* **Job**
Reproduce all the entries precisely.
===== Extracted material =====
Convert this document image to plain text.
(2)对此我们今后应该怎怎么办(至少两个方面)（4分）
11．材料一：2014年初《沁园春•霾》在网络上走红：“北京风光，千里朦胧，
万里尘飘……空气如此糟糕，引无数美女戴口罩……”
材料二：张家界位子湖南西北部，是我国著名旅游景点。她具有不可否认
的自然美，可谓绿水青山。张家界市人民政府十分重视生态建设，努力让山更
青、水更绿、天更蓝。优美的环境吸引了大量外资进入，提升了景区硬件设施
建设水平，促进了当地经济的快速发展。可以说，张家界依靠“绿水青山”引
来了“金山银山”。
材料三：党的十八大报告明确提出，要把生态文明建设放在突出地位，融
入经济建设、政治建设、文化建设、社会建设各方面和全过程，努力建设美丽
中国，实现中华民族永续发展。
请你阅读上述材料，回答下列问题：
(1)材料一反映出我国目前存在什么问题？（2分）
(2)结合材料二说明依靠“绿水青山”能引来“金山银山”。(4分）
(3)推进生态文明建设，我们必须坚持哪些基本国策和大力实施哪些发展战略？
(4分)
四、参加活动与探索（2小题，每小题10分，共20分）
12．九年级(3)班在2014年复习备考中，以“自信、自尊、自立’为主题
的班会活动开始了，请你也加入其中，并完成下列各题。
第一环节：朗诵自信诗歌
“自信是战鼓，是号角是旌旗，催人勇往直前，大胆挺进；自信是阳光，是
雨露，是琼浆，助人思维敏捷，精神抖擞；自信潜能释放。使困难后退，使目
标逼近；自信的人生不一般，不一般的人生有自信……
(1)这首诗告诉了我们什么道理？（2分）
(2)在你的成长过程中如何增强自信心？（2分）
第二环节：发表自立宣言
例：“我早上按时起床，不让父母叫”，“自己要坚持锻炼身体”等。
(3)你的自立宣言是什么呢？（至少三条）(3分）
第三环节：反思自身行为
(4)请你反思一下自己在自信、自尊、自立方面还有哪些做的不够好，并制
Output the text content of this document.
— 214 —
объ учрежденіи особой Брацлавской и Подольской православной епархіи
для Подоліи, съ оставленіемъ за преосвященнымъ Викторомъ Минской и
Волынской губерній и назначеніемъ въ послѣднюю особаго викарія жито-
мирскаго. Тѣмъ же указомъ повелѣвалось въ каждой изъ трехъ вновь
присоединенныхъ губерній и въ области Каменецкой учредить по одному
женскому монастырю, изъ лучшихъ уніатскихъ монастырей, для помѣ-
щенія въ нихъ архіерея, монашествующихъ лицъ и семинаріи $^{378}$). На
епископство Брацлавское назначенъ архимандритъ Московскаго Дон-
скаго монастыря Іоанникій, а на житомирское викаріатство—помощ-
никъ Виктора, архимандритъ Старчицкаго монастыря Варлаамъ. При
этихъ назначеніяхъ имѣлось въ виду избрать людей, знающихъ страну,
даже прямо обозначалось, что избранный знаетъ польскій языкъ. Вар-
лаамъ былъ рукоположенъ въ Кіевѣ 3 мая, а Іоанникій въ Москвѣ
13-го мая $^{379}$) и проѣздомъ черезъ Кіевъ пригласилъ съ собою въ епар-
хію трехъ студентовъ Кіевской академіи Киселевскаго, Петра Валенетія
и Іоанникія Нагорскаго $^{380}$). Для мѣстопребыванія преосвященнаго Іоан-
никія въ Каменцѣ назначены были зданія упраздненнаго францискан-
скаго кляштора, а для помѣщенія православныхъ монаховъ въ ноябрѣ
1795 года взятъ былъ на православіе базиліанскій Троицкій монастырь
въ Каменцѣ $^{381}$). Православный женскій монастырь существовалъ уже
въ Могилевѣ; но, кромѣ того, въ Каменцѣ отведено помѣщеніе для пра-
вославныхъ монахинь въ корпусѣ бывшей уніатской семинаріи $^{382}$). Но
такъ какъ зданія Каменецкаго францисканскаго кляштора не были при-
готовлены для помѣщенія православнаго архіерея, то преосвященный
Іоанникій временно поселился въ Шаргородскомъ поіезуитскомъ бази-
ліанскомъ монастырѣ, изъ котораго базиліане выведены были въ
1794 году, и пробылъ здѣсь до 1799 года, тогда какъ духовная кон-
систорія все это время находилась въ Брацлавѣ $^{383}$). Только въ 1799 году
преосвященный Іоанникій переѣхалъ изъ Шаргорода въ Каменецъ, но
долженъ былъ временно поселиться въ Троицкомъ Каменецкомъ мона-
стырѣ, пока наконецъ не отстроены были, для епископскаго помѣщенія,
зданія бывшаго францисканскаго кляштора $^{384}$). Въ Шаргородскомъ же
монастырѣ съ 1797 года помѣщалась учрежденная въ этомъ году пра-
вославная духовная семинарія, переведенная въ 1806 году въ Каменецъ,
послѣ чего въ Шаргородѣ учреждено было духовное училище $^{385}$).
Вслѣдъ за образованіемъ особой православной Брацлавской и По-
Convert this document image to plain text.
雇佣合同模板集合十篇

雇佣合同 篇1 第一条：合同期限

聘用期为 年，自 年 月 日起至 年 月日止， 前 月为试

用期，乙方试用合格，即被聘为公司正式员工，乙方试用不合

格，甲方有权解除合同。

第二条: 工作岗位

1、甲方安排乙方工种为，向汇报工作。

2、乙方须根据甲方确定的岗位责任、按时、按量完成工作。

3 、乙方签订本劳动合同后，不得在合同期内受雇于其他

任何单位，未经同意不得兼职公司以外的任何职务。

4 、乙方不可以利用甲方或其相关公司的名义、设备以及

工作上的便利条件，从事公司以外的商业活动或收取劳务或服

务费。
=====
* **Final answer**
Convert this document image to plain text.
(2)对此我们今后应该怎怎么办(至少两个方面)（4分）
11．材料一：2014年初《沁园春•霾》在网络上走红：“北京风光，千里朦胧，
万里尘飘……空气如此糟糕，引无数美女戴口罩……”
材料二：张家界位子湖南西北部，是我国著名旅游景点。她具有不可否认
的自然美，可谓绿水青山。张家界市人民政府十分重视生态建设，努力让山更
青、水更绿、天更蓝。优美的环境吸引了大量外资进入，提升了景区硬件设施
建设水平，促进了当地经济的快速发展。可以说，张家界依靠“绿水青山”引
来了“金山银山”。
材料三：党的十八大报告明确提出，要把生态文明建设放在突出地位，融
入经济建设、政治建设、文化建设、社会建设各方面和全过程，努力建设美丽
中国，实现中华民族永续发展。
请你阅读上述材料，回答下列问题：
(1)材料一反映出我国目前存在什么问题？（2分）
(2)结合材料二说明依靠“绿水青山”能引来“金山银山”。(4分）
(3)推进生态文明建设，我们必须坚持哪些基本国策和大力实施哪些发展战略？
(4分)
四、参加活动与探索（2小题，每小题10分，共20分）
12．九年级(3)班在2014年复习备考中，以“自信、自尊、自立’为主题
的班会活动开始了，请你也加入其中，并完成下列各题。
第一环节：朗诵自信诗歌
“自信是战鼓，是号角是旌旗，催人勇往直前，大胆挺进；自信是阳光，是
雨露，是琼浆，助人思维敏捷，精神抖擞；自信潜能释放。使困难后退，使目
标逼近；自信的人生不一般，不一般的人生有自信……
(1)这首诗告诉了我们什么道理？（2分）
(2)在你的成长过程中如何增强自信心？（2分）
第二环节：发表自立宣言
例：“我早上按时起床，不让父母叫”，“自己要坚持锻炼身体”等。
(3)你的自立宣言是什么呢？（至少三条）(3分）
第三环节：反思自身行为
(4)请你反思一下自己在自信、自尊、自立方面还有哪些做的不够好，并制
Output the text content of this document.
— 214 —
объ учрежденіи особой Брацлавской и Подольской православной епархіи
для Подоліи, съ оставленіемъ за преосвященнымъ Викторомъ Минской и
Волынской губерній и назначеніемъ въ послѣднюю особаго викарія жито-
мирскаго. Тѣмъ же указомъ повелѣвалось въ каждой изъ трехъ вновь
присоединенныхъ губерній и въ области Каменецкой учредить по одному
женскому монастырю, изъ лучшихъ уніатскихъ монастырей, для помѣ-
щенія въ нихъ архіерея, монашествующихъ лицъ и семинаріи $^{378}$). На
епископство Брацлавское назначенъ архимандритъ Московскаго Дон-
скаго монастыря Іоанникій, а на житомирское викаріатство—помощ-
никъ Виктора, архимандритъ Старчицкаго монастыря Варлаамъ. При
этихъ назначеніяхъ имѣлось въ виду избрать людей, знающихъ страну,
даже прямо обозначалось, что избранный знаетъ польскій языкъ. Вар-
лаамъ былъ рукоположенъ въ Кіевѣ 3 мая, а Іоанникій въ Москвѣ
13-го мая $^{379}$) и проѣздомъ черезъ Кіевъ пригласилъ съ собою въ епар-
хію трехъ студентовъ Кіевской академіи Киселевскаго, Петра Валенетія
и Іоанникія Нагорскаго $^{380}$). Для мѣстопребыванія преосвященнаго Іоан-
никія въ Каменцѣ назначены были зданія упраздненнаго францискан-
скаго кляштора, а для помѣщенія православныхъ монаховъ въ ноябрѣ
1795 года взятъ былъ на православіе базиліанскій Троицкій монастырь
въ Каменцѣ $^{381}$). Православный женскій монастырь существовалъ уже
въ Могилевѣ; но, кромѣ того, въ Каменцѣ отведено помѣщеніе для пра-
вославныхъ монахинь въ корпусѣ бывшей уніатской семинаріи $^{382}$). Но
такъ какъ зданія Каменецкаго францисканскаго кляштора не были при-
готовлены для помѣщенія православнаго архіерея, то преосвященный
Іоанникій временно поселился въ Шаргородскомъ поіезуитскомъ бази-
ліанскомъ монастырѣ, изъ котораго базиліане выведены были въ
1794 году, и пробылъ здѣсь до 1799 года, тогда какъ духовная кон-
систорія все это время находилась въ Брацлавѣ $^{383}$). Только въ 1799 году
преосвященный Іоанникій переѣхалъ изъ Шаргорода въ Каменецъ, но
долженъ былъ временно поселиться въ Троицкомъ Каменецкомъ мона-
стырѣ, пока наконецъ не отстроены были, для епископскаго помѣщенія,
зданія бывшаго францисканскаго кляштора $^{384}$). Въ Шаргородскомъ же
монастырѣ съ 1797 года помѣщалась учрежденная въ этомъ году пра-
вославная духовная семинарія, переведенная въ 1806 году въ Каменецъ,
послѣ чего въ Шаргородѣ учреждено было духовное училище $^{385}$).
Вслѣдъ за образованіемъ особой православной Брацлавской и По-
Convert this document image to plain text.
雇佣合同模板集合十篇

雇佣合同 篇1 第一条：合同期限

聘用期为 年，自 年 月 日起至 年 月日止， 前 月为试

用期，乙方试用合格，即被聘为公司正式员工，乙方试用不合

格，甲方有权解除合同。

第二条: 工作岗位

1、甲方安排乙方工种为，向汇报工作。

2、乙方须根据甲方确定的岗位责任、按时、按量完成工作。

3 、乙方签订本劳动合同后，不得在合同期内受雇于其他

任何单位，未经同意不得兼职公司以外的任何职务。

4 、乙方不可以利用甲方或其相关公司的名义、设备以及

工作上的便利条件，从事公司以外的商业活动或收取劳务或服

务费。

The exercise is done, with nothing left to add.